子どもの自由な時間を奪うと好奇心が育たない withコロナ時代に見直すべき大人の役割

世界的なコロナ危機によってもたらされる新たな日常 (New Normal) を生きるうえで、一人ひとりが当事者意識を持ち、多面的な視点を得ながらアイデア・作品・ソリューションを生み出していくことを目指し、一般社団法人 Learn by Creationがオンラインイベントを開催しました。本イベントは、「ポストコロナ時代の社会と教育の可能性」と題して、教育哲学者の苫野一徳氏と、テクノロジーの造詣が深いフューチャリストの尾原和啓氏が登壇。本パートでは、尾原氏がテクノロジーを駆使して働き方や学び方を変え、自由を手に入れる方法について語りました。

日本の学校教育の課題

竹村詠美氏(以下、竹村):尾原さんありがとうございます。それでは、苫野さんにもお戻りいただいて、ここから35分ほどお二人でお話ししていただく時間をとりたいと思います。

うちの子どももマインクラフトで世界中の子どもと遊んでいるので、最後の例も非常にそうだよなと思いました。
+ + + + +
練習問題 1:
課題文について、次の問いに答えなさい。
(a) オンラインイベントを開催したのはどの団体か。
(b) イベントにはどのような題が付けられていたか。
(c) 竹村氏の子どもは、マインクラフトでだれと遊んでいるか。
+ + + + +
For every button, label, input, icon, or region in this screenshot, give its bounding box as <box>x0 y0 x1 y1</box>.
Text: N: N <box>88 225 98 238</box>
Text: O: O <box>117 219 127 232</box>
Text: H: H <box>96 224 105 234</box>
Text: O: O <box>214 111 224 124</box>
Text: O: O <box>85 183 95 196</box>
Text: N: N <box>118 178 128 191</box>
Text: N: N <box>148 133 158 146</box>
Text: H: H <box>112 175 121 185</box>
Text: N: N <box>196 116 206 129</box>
+ + + + +
練習問題 2: リストの冒頭から「Text: O: O <box>85 183 95 196</box>」を含む行までを、「screenshot」を「image」に改めて書き直しなさい。それ以外は変えないこと。

解答 1:
(a) 一般社団法人 Learn by Creation
(b) 「ポストコロナ時代の社会と教育の可能性」
(c) 世界中の子ども

解答 2:
For every button, label, input, icon, or region in this image, give its bounding box as <box>x0 y0 x1 y1</box>.
Text: N: N <box>88 225 98 238</box>
Text: O: O <box>117 219 127 232</box>
Text: H: H <box>96 224 105 234</box>
Text: O: O <box>214 111 224 124</box>
Text: O: O <box>85 183 95 196</box>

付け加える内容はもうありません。